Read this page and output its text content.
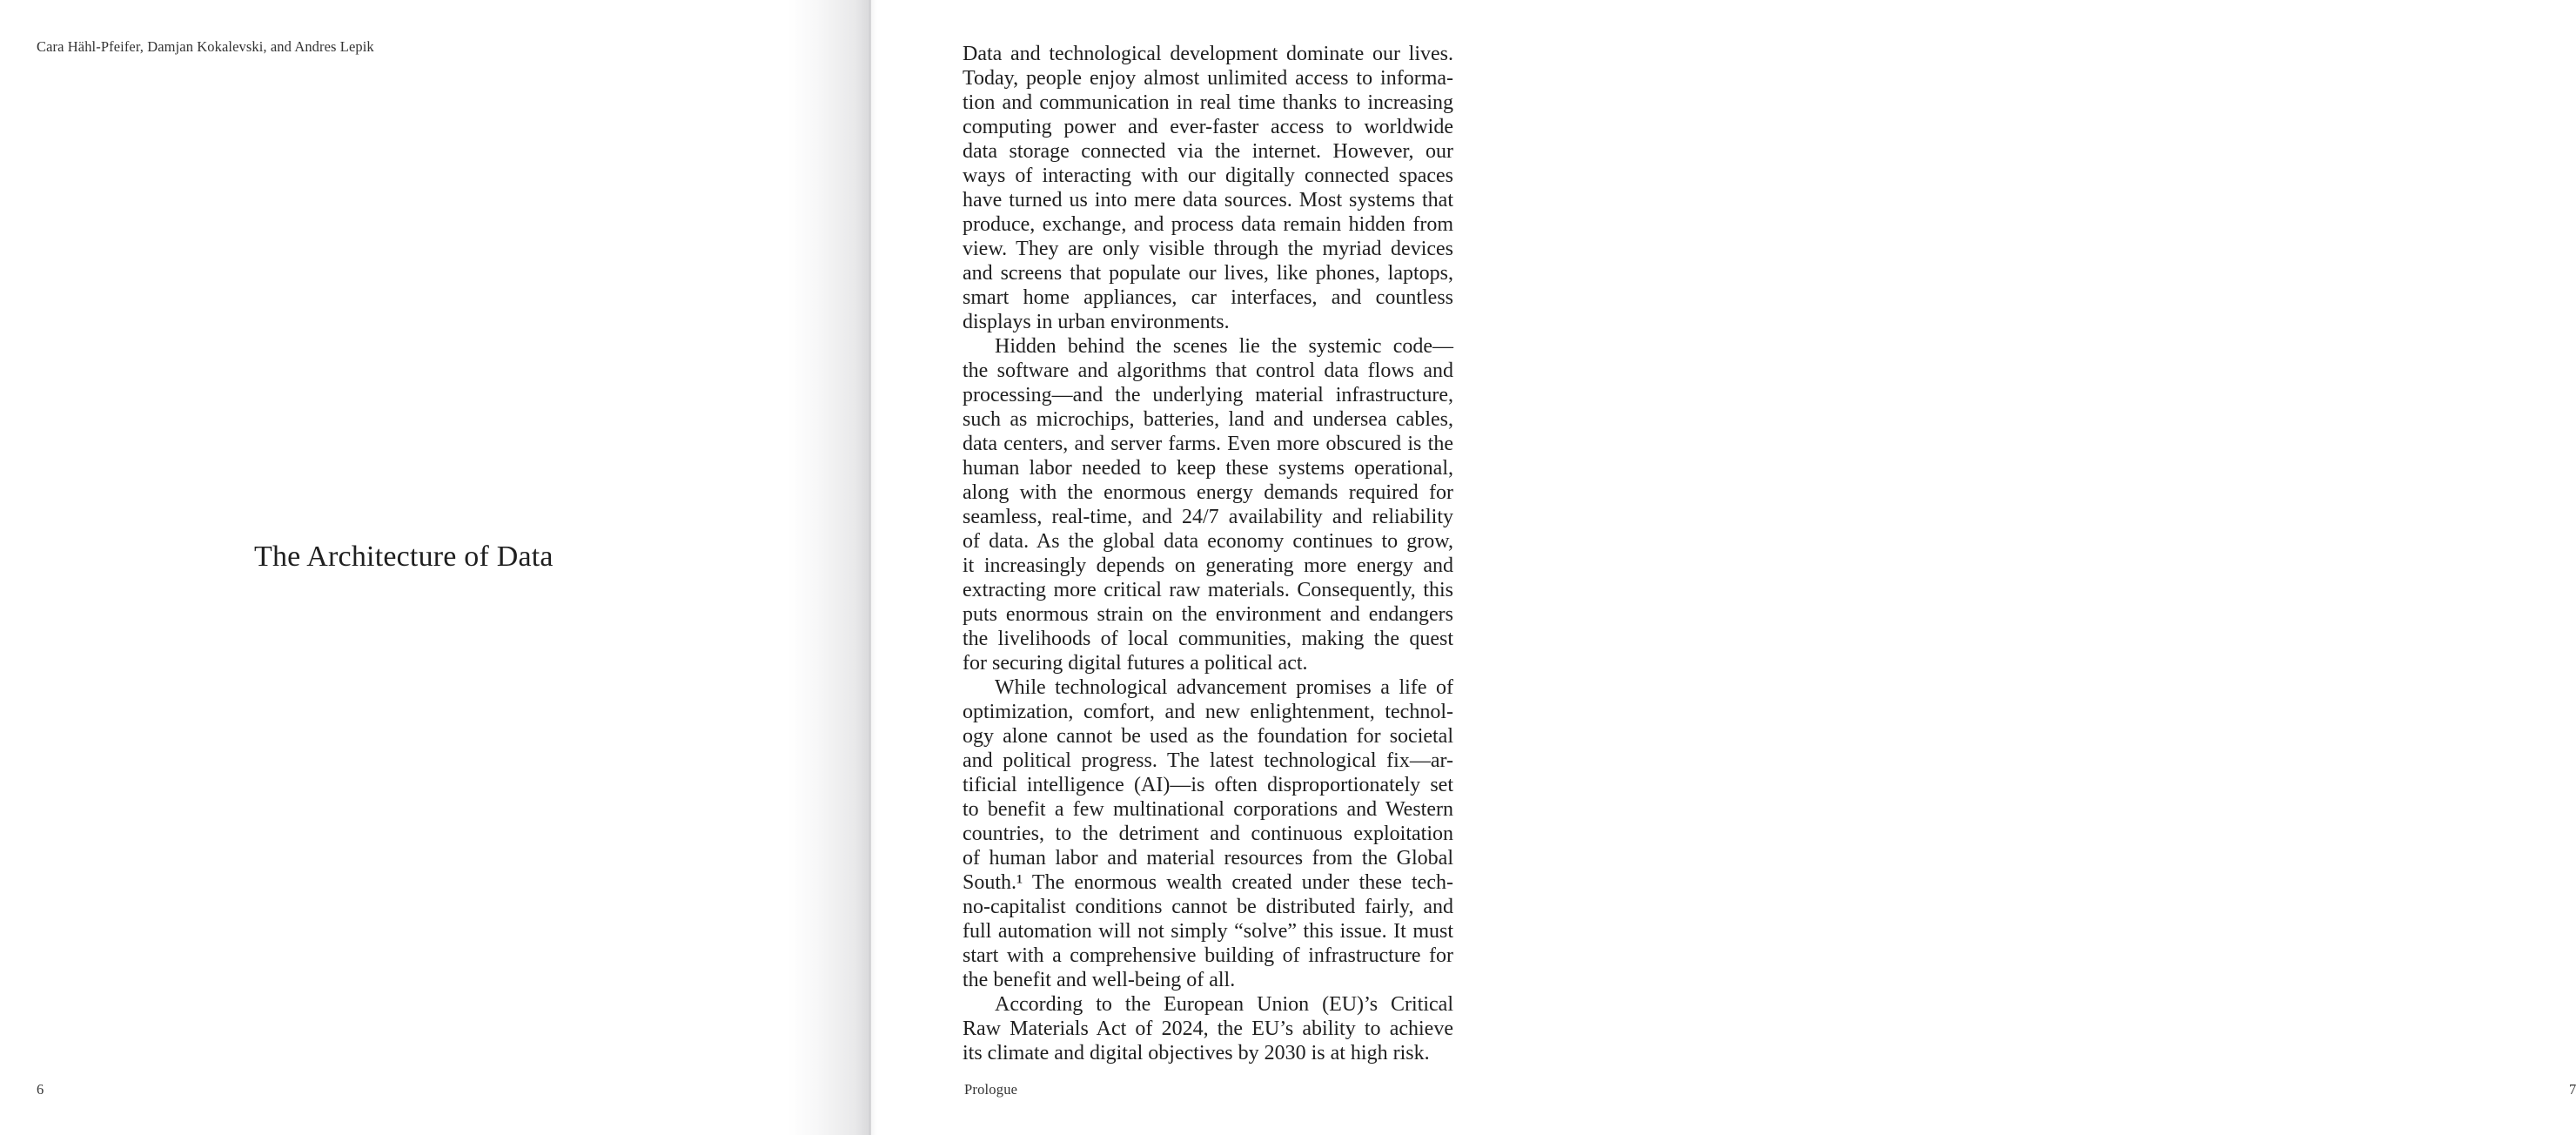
Cara Hähl-Pfeifer, Damjan Kokalevski, and Andres Lepik
The Architecture of Data
6
Data and technological development dominate our lives.
Today, people enjoy almost unlimited access to informa-
tion and communication in real time thanks to increasing
computing power and ever-faster access to worldwide
data storage connected via the internet. However, our
ways of interacting with our digitally connected spaces
have turned us into mere data sources. Most systems that
produce, exchange, and process data remain hidden from
view. They are only visible through the myriad devices
and screens that populate our lives, like phones, laptops,
smart home appliances, car interfaces, and countless
displays in urban environments.
Hidden behind the scenes lie the systemic code—
the software and algorithms that control data flows and
processing—and the underlying material infrastructure,
such as microchips, batteries, land and undersea cables,
data centers, and server farms. Even more obscured is the
human labor needed to keep these systems operational,
along with the enormous energy demands required for
seamless, real-time, and 24/7 availability and reliability
of data. As the global data economy continues to grow,
it increasingly depends on generating more energy and
extracting more critical raw materials. Consequently, this
puts enormous strain on the environment and endangers
the livelihoods of local communities, making the quest
for securing digital futures a political act.
While technological advancement promises a life of
optimization, comfort, and new enlightenment, technol-
ogy alone cannot be used as the foundation for societal
and political progress. The latest technological fix—ar-
tificial intelligence (AI)—is often disproportionately set
to benefit a few multinational corporations and Western
countries, to the detriment and continuous exploitation
of human labor and material resources from the Global
South.¹ The enormous wealth created under these tech-
no-capitalist conditions cannot be distributed fairly, and
full automation will not simply “solve” this issue. It must
start with a comprehensive building of infrastructure for
the benefit and well-being of all.
According to the European Union (EU)’s Critical
Raw Materials Act of 2024, the EU’s ability to achieve
its climate and digital objectives by 2030 is at high risk.
Prologue	7
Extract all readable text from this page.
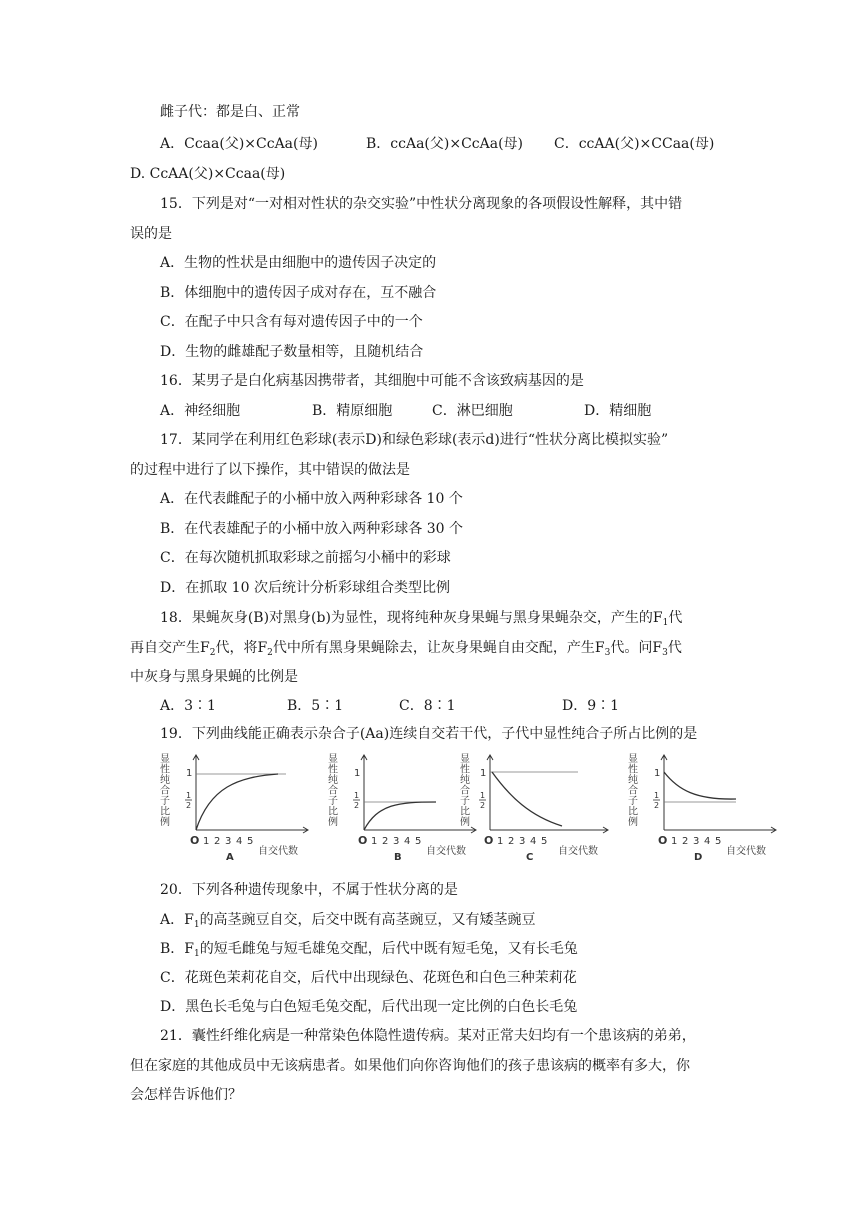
雌子代：都是白、正常
A．Ccaa(父)×CcAa(母)	B．ccAa(父)×CcAa(母) C．ccAA(父)×CCaa(母)
D. CcAA(父)×Ccaa(母)
15．下列是对“一对相对性状的杂交实验”中性状分离现象的各项假设性解释，其中错
误的是
A．生物的性状是由细胞中的遗传因子决定的
B．体细胞中的遗传因子成对存在，互不融合
C．在配子中只含有每对遗传因子中的一个
D．生物的雌雄配子数量相等，且随机结合
16．某男子是白化病基因携带者，其细胞中可能不含该致病基因的是
A．神经细胞	B．精原细胞	C．淋巴细胞	D．精细胞
17．某同学在利用红色彩球(表示D)和绿色彩球(表示d)进行“性状分离比模拟实验”
的过程中进行了以下操作，其中错误的做法是
A．在代表雌配子的小桶中放入两种彩球各 10 个
B．在代表雄配子的小桶中放入两种彩球各 30 个
C．在每次随机抓取彩球之前摇匀小桶中的彩球
D．在抓取 10 次后统计分析彩球组合类型比例
18．果蝇灰身(B)对黑身(b)为显性，现将纯种灰身果蝇与黑身果蝇杂交，产生的$F_1$代
再自交产生$F_2$代，将$F_2$代中所有黑身果蝇除去，让灰身果蝇自由交配，产生$F_3$代。问$F_3$代
中灰身与黑身果蝇的比例是
A．3∶1	B．5∶1	C．8∶1	D．9∶1
19．下列曲线能正确表示杂合子(Aa)连续自交若干代，子代中显性纯合子所占比例的是
显
性
纯
合
子
比
例
1
1
2
O 1 2 3 4 5
自交代数
A
显
性
纯
合
子
比
例
1
1
2
O 1 2 3 4 5
自交代数
B
显
性
纯
合
子
比
例
1
1
2
O 1 2 3 4 5
自交代数
C
显
性
纯
合
子
比
例
1
1
2
O 1 2 3 4 5
自交代数
D
20．下列各种遗传现象中，不属于性状分离的是
A．$F_1$的高茎豌豆自交，后交中既有高茎豌豆，又有矮茎豌豆
B．$F_1$的短毛雌兔与短毛雄兔交配，后代中既有短毛兔，又有长毛兔
C．花斑色茉莉花自交，后代中出现绿色、花斑色和白色三种茉莉花
D．黑色长毛兔与白色短毛兔交配，后代出现一定比例的白色长毛兔
21．囊性纤维化病是一种常染色体隐性遗传病。某对正常夫妇均有一个患该病的弟弟，
但在家庭的其他成员中无该病患者。如果他们向你咨询他们的孩子患该病的概率有多大，你
会怎样告诉他们？
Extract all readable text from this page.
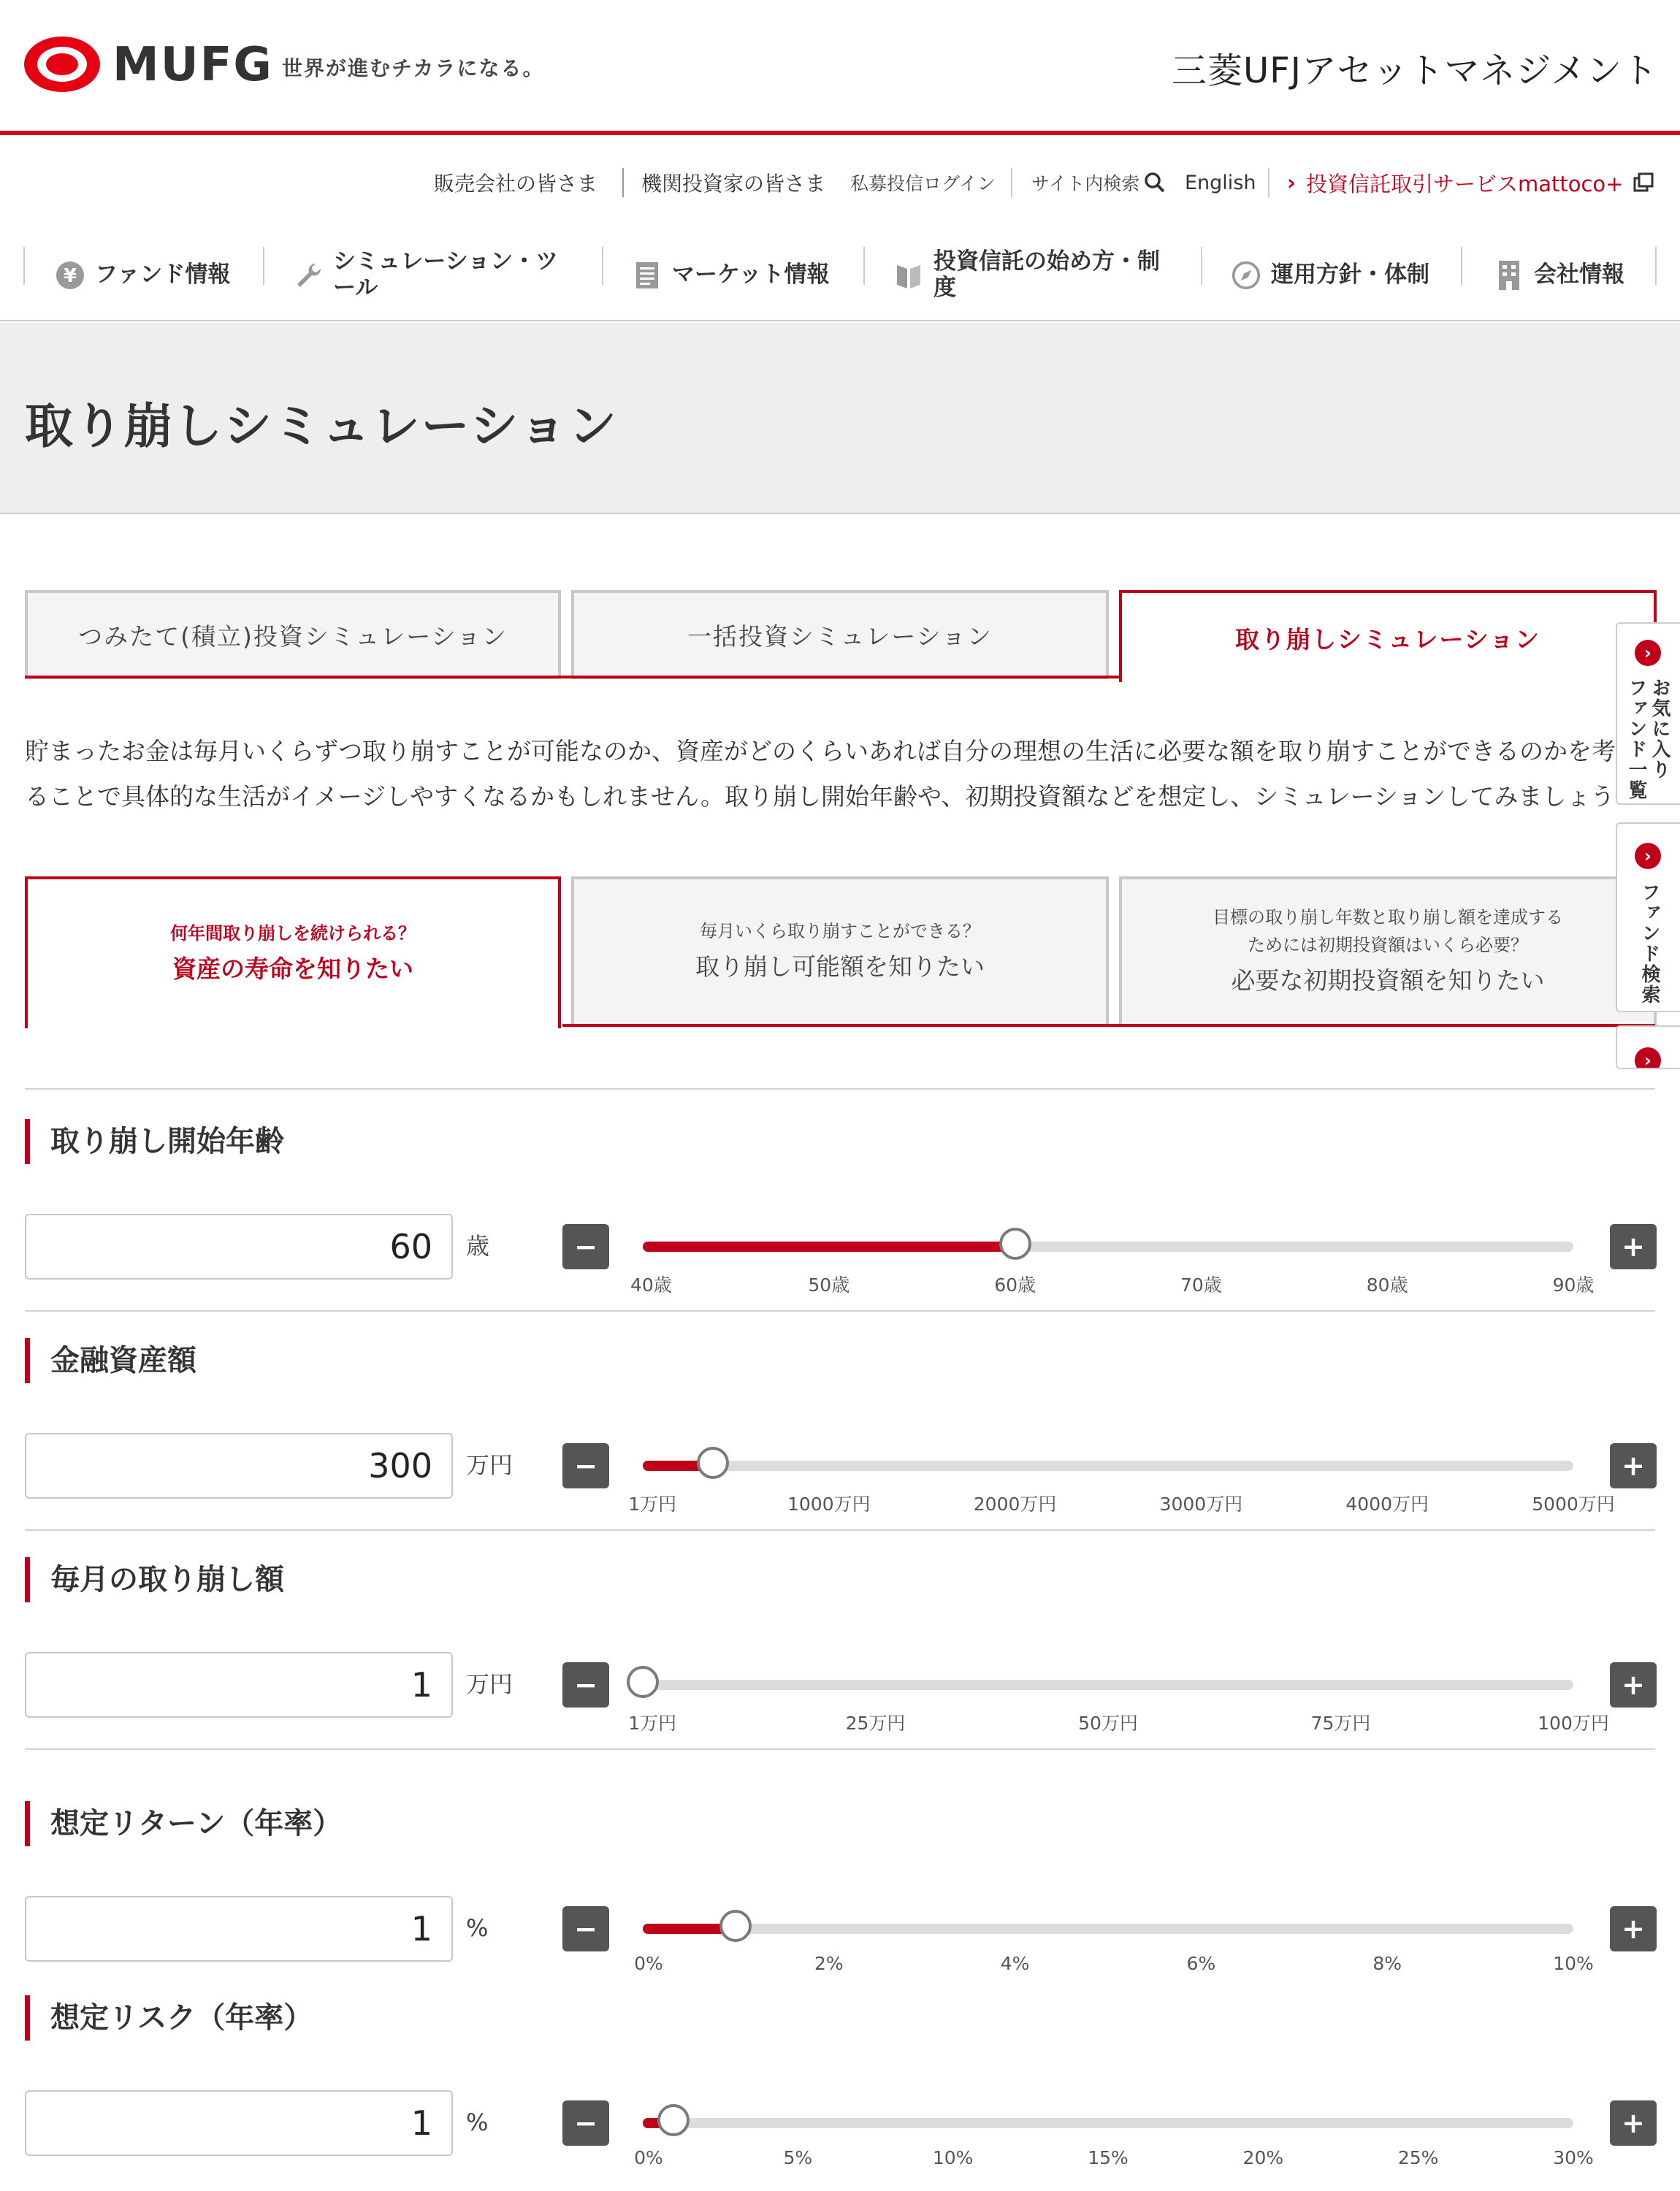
MUFG 世界が進むチカラになる。	三菱UFJアセットマネジメント
販売会社の皆さま 機関投資家の皆さま 私募投信ログイン サイト内検索 English › 投資信託取引サービスmattoco+
¥ ファンド情報	シミュレーション・ツ
ール	マーケット情報	投資信託の始め方・制
度	運用方針・体制	会社情報
取り崩しシミュレーション
つみたて(積立)投資シミュレーション	一括投資シミュレーション	取り崩しシミュレーション
貯まったお金は毎月いくらずつ取り崩すことが可能なのか、資産がどのくらいあれば自分の理想の生活に必要な額を取り崩すことができるのかを考
ることで具体的な生活がイメージしやすくなるかもしれません。取り崩し開始年齢や、初期投資額などを想定し、シミュレーションしてみましょう
何年間取り崩しを続けられる？
資産の寿命を知りたい
毎月いくら取り崩すことができる？
取り崩し可能額を知りたい
目標の取り崩し年数と取り崩し額を達成する
ためには初期投資額はいくら必要？
必要な初期投資額を知りたい
取り崩し開始年齢
60	歳	−	+
40歳	50歳	60歳	70歳	80歳	90歳
金融資産額
300	万円	−	+
1万円	1000万円	2000万円	3000万円	4000万円	5000万円
毎月の取り崩し額
1	万円	−	+
1万円	25万円	50万円	75万円	100万円
想定リターン（年率）
1	%	−	+
0%	2%	4%	6%	8%	10%
想定リスク（年率）
1	%	−	+
0%	5%	10%	15%	20%	25%	30%
›
お気に入り
ファンド一覧
›
ファンド検索
›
------------------------------------------------------------
◆ WRITTEN EXERCISE ◆
Return only the number of lines in the data above that include the word "energy".

◆ RESPONSE TO THIS TASK ◆
2